Task instructions:
Copy, from the entries below, each line in which the string "switch" appears.

>>>>

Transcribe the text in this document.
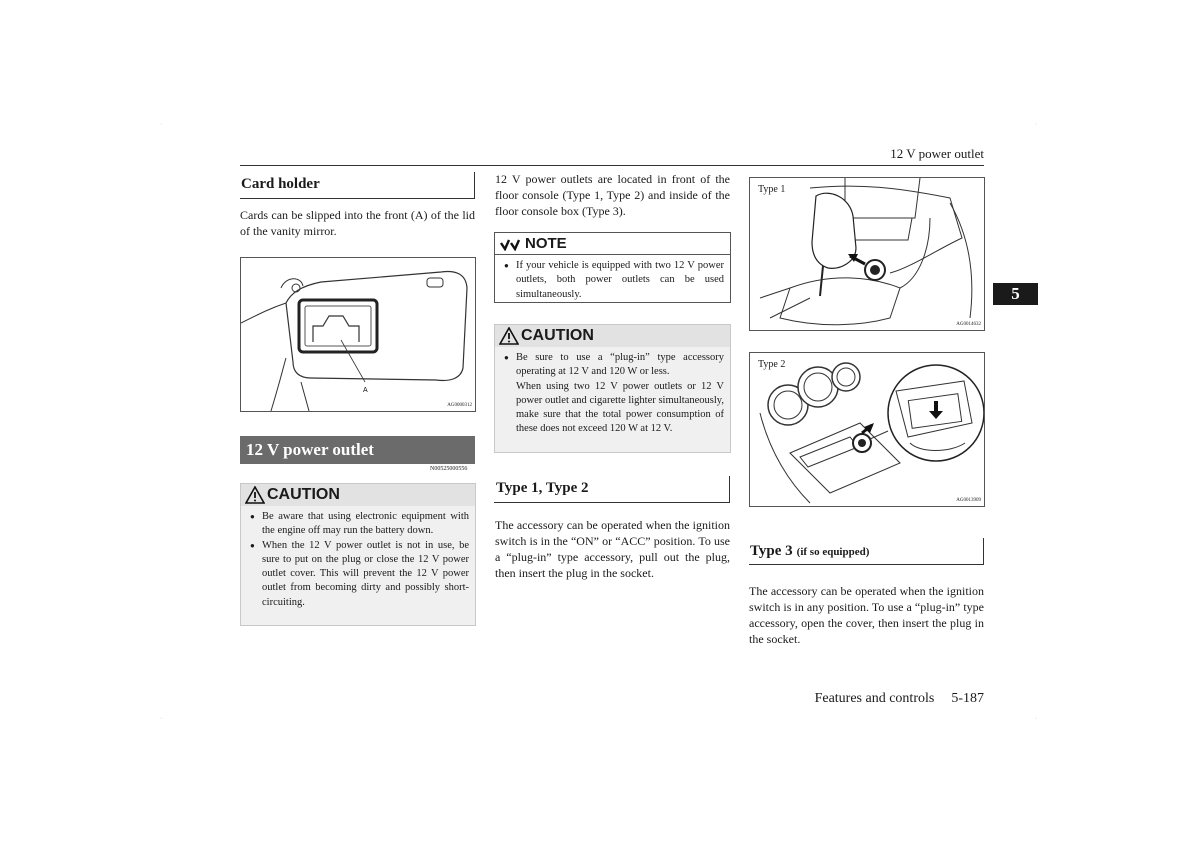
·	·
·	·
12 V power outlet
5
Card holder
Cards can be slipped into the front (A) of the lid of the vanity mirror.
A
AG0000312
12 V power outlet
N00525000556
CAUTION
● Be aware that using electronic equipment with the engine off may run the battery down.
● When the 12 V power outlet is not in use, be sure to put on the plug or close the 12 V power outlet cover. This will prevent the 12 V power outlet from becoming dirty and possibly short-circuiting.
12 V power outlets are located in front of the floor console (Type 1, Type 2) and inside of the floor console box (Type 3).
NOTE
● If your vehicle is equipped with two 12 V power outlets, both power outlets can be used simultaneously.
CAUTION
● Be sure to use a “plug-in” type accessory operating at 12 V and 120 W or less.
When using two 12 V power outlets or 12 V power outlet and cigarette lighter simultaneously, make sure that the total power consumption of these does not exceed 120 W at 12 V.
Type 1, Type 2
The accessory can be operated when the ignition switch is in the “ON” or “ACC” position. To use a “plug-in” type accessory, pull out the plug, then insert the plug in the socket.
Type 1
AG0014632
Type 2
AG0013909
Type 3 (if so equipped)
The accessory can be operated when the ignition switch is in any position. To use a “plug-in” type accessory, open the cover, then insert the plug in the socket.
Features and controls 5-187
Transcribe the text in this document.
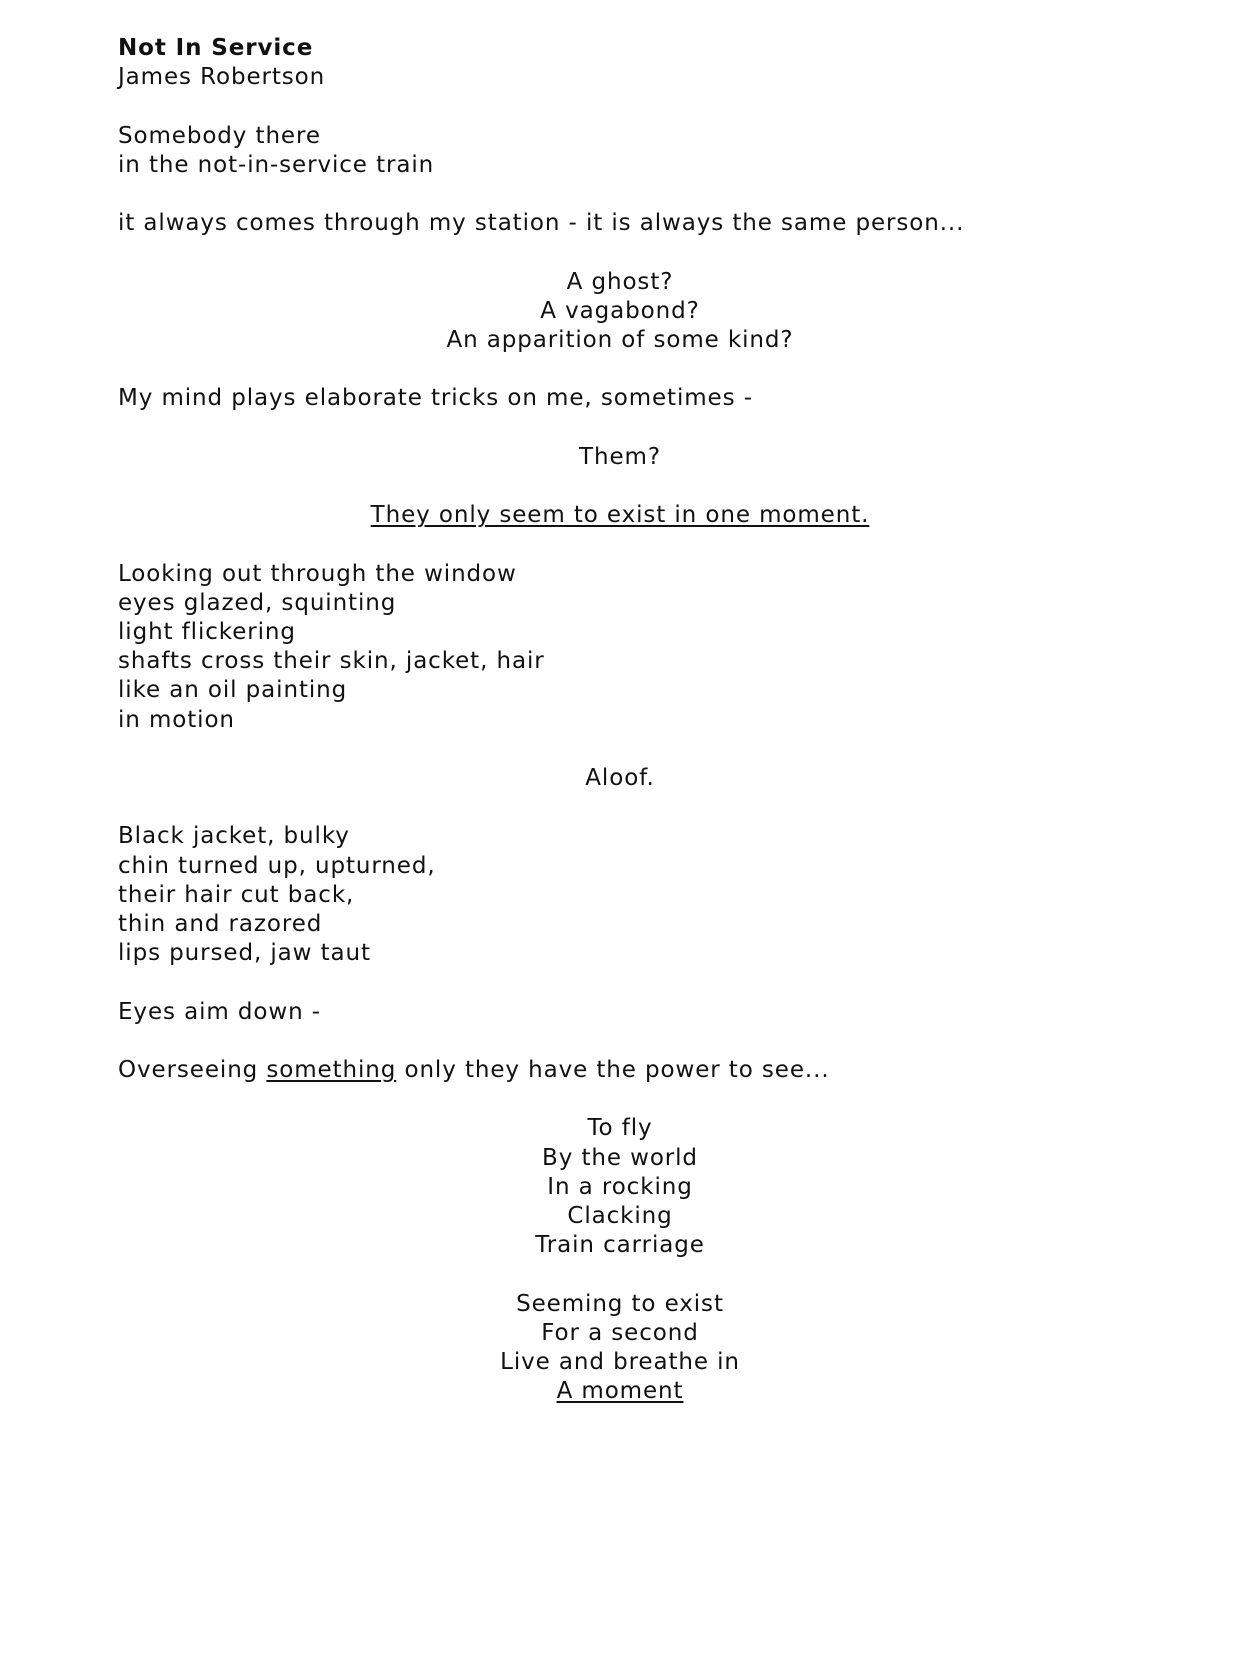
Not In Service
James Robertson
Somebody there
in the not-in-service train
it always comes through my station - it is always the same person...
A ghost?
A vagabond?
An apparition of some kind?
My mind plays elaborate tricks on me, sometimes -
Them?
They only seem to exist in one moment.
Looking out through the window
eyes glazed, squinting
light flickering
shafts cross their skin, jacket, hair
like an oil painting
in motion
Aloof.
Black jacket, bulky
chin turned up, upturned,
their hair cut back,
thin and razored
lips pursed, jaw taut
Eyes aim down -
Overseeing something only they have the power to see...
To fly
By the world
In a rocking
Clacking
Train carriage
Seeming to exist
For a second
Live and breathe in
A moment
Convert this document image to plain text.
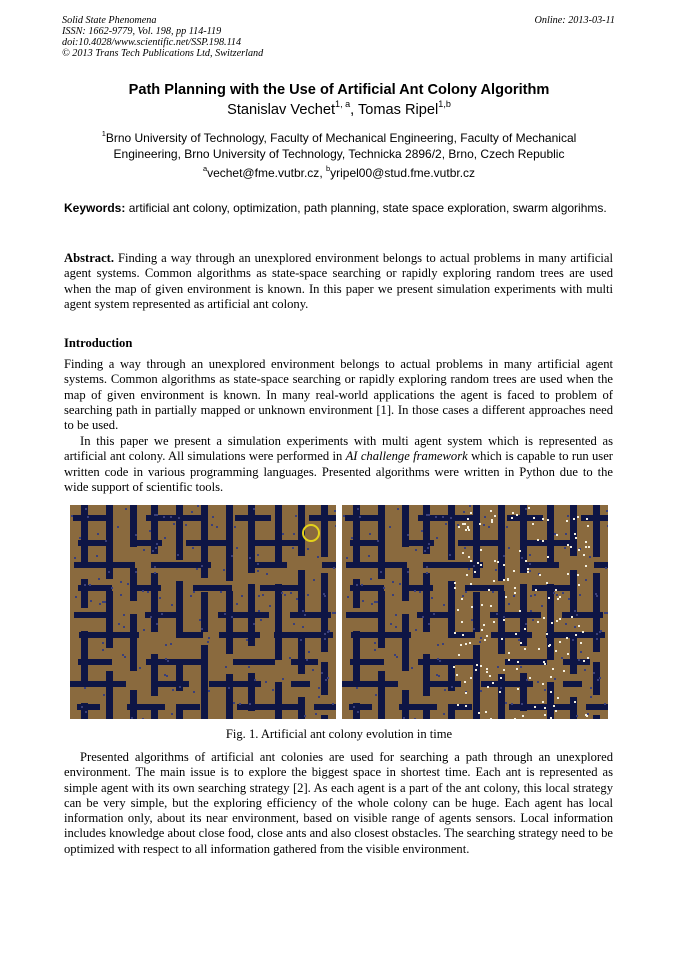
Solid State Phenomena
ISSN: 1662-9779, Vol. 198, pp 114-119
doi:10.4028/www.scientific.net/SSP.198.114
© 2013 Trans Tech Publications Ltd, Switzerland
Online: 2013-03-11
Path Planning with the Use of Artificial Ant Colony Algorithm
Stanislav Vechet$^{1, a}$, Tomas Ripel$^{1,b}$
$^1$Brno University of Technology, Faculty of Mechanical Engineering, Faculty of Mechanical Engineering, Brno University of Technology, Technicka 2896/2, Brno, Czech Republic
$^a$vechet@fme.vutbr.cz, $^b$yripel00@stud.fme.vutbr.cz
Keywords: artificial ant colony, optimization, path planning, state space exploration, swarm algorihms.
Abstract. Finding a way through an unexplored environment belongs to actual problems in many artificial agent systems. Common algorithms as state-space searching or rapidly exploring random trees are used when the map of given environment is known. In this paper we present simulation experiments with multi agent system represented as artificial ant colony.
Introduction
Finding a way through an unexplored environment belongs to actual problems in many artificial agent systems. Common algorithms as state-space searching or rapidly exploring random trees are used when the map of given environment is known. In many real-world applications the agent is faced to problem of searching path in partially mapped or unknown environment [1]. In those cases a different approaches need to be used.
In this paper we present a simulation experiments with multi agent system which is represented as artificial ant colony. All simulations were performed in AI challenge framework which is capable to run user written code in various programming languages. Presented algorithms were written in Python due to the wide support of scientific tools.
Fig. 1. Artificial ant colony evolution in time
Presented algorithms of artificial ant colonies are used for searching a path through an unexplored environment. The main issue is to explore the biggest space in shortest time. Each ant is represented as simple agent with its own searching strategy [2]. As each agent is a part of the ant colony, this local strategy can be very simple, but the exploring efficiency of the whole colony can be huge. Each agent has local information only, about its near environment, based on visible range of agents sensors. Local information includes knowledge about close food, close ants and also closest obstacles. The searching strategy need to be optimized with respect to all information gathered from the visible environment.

<<<<

Answer for the task:
The accessory can be operated when the ignition switch is in the “ON” or “ACC” position. To use a “plug-in” type accessory, pull out the plug, then insert the plug in the socket.
The accessory can be operated when the ignition switch is in any position. To use a “plug-in” type accessory, open the cover, then insert the plug in the socket.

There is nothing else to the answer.